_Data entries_
━━━━━━━━━━━━━━━━

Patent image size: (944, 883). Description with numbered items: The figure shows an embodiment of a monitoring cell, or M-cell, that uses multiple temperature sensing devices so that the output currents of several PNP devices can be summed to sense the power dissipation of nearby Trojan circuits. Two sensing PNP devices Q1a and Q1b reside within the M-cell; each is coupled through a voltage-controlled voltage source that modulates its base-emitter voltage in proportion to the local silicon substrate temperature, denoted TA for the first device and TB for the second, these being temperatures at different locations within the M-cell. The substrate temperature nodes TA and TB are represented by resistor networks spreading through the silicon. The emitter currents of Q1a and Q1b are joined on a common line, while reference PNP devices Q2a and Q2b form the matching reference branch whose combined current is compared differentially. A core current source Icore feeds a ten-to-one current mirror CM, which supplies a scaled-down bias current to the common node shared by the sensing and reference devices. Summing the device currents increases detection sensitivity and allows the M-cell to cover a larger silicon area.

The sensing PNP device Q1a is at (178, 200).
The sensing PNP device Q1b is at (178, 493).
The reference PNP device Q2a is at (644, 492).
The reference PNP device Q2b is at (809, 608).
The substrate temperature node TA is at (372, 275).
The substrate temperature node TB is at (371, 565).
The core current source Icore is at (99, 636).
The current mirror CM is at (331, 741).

━━━━━━━━━━━━━━━━

_Work to be completed_
Copy the rows from the first one through the line containing "The core current", substituting "version" for "embodiment" and keeping everything else unchanged. Give only those lines.

_Solution to this problem_
Patent image size: (944, 883). Description with numbered items: The figure shows an version of a monitoring cell, or M-cell, that uses multiple temperature sensing devices so that the output currents of several PNP devices can be summed to sense the power dissipation of nearby Trojan circuits. Two sensing PNP devices Q1a and Q1b reside within the M-cell; each is coupled through a voltage-controlled voltage source that modulates its base-emitter voltage in proportion to the local silicon substrate temperature, denoted TA for the first device and TB for the second, these being temperatures at different locations within the M-cell. The substrate temperature nodes TA and TB are represented by resistor networks spreading through the silicon. The emitter currents of Q1a and Q1b are joined on a common line, while reference PNP devices Q2a and Q2b form the matching reference branch whose combined current is compared differentially. A core current source Icore feeds a ten-to-one current mirror CM, which supplies a scaled-down bias current to the common node shared by the sensing and reference devices. Summing the device currents increases detection sensitivity and allows the M-cell to cover a larger silicon area.

The sensing PNP device Q1a is at (178, 200).
The sensing PNP device Q1b is at (178, 493).
The reference PNP device Q2a is at (644, 492).
The reference PNP device Q2b is at (809, 608).
The substrate temperature node TA is at (372, 275).
The substrate temperature node TB is at (371, 565).
The core current source Icore is at (99, 636).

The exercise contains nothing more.